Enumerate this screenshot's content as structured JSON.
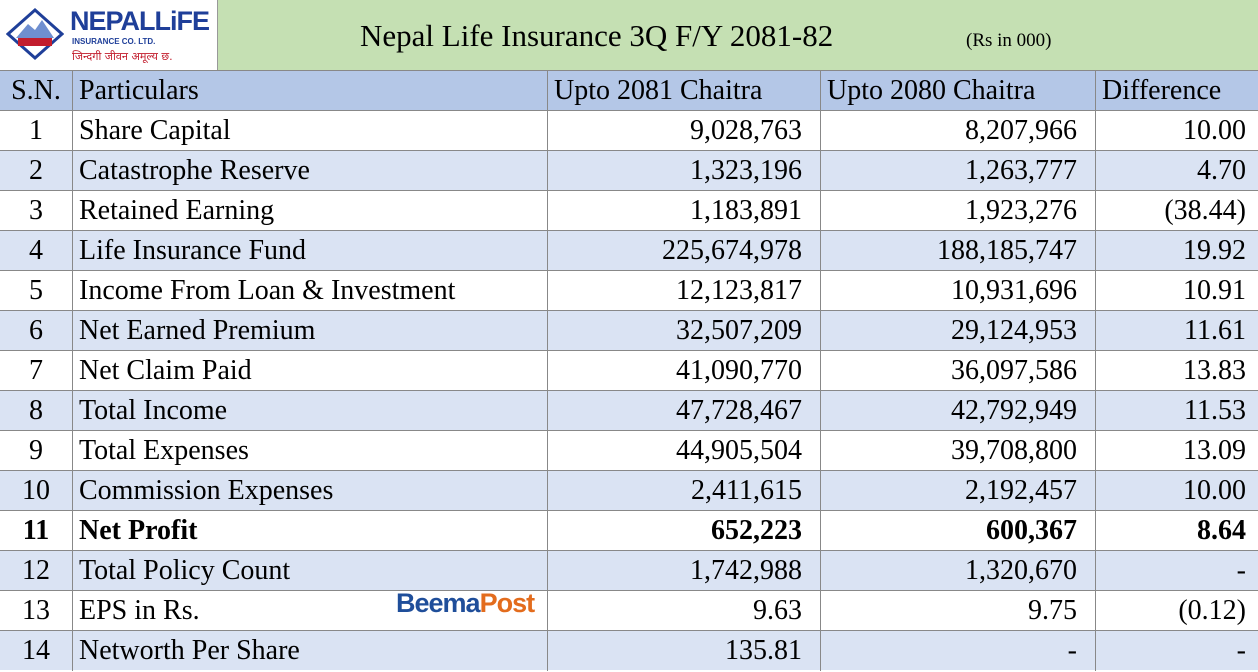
{
  "header": {
    "logo": {
      "name": "NEPALLiFE",
      "company": "INSURANCE CO. LTD.",
      "tagline": "जिन्दगी जीवन अमूल्य छ."
    },
    "title": "Nepal Life Insurance 3Q F/Y 2081-82",
    "unit_note": "(Rs in 000)"
  },
  "watermark": {
    "left": "Beema",
    "right": "Post"
  },
  "table": {
    "header": [
      "S.N.",
      "Particulars",
      "Upto 2081 Chaitra",
      "Upto 2080 Chaitra",
      "Difference"
    ],
    "rows": [
      [
        "1",
        "Share Capital",
        "9,028,763",
        "8,207,966",
        "10.00"
      ],
      [
        "2",
        "Catastrophe Reserve",
        "1,323,196",
        "1,263,777",
        "4.70"
      ],
      [
        "3",
        "Retained Earning",
        "1,183,891",
        "1,923,276",
        "(38.44)"
      ],
      [
        "4",
        "Life Insurance Fund",
        "225,674,978",
        "188,185,747",
        "19.92"
      ],
      [
        "5",
        "Income From Loan & Investment",
        "12,123,817",
        "10,931,696",
        "10.91"
      ],
      [
        "6",
        "Net Earned Premium",
        "32,507,209",
        "29,124,953",
        "11.61"
      ],
      [
        "7",
        "Net Claim Paid",
        "41,090,770",
        "36,097,586",
        "13.83"
      ],
      [
        "8",
        "Total Income",
        "47,728,467",
        "42,792,949",
        "11.53"
      ],
      [
        "9",
        "Total Expenses",
        "44,905,504",
        "39,708,800",
        "13.09"
      ],
      [
        "10",
        "Commission Expenses",
        "2,411,615",
        "2,192,457",
        "10.00"
      ],
      [
        "11",
        "Net Profit",
        "652,223",
        "600,367",
        "8.64"
      ],
      [
        "12",
        "Total Policy Count",
        "1,742,988",
        "1,320,670",
        "-"
      ],
      [
        "13",
        "EPS in Rs.",
        "9.63",
        "9.75",
        "(0.12)"
      ],
      [
        "14",
        "Networth Per Share",
        "135.81",
        "-",
        "-"
      ]
    ],
    "bold_row": 10
  }
}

──────

**REQUEST:** Filter the entries and copy out every line with the word "Expenses".

**SOLVED EXERCISE:**
        "Total Expenses",
        "Commission Expenses",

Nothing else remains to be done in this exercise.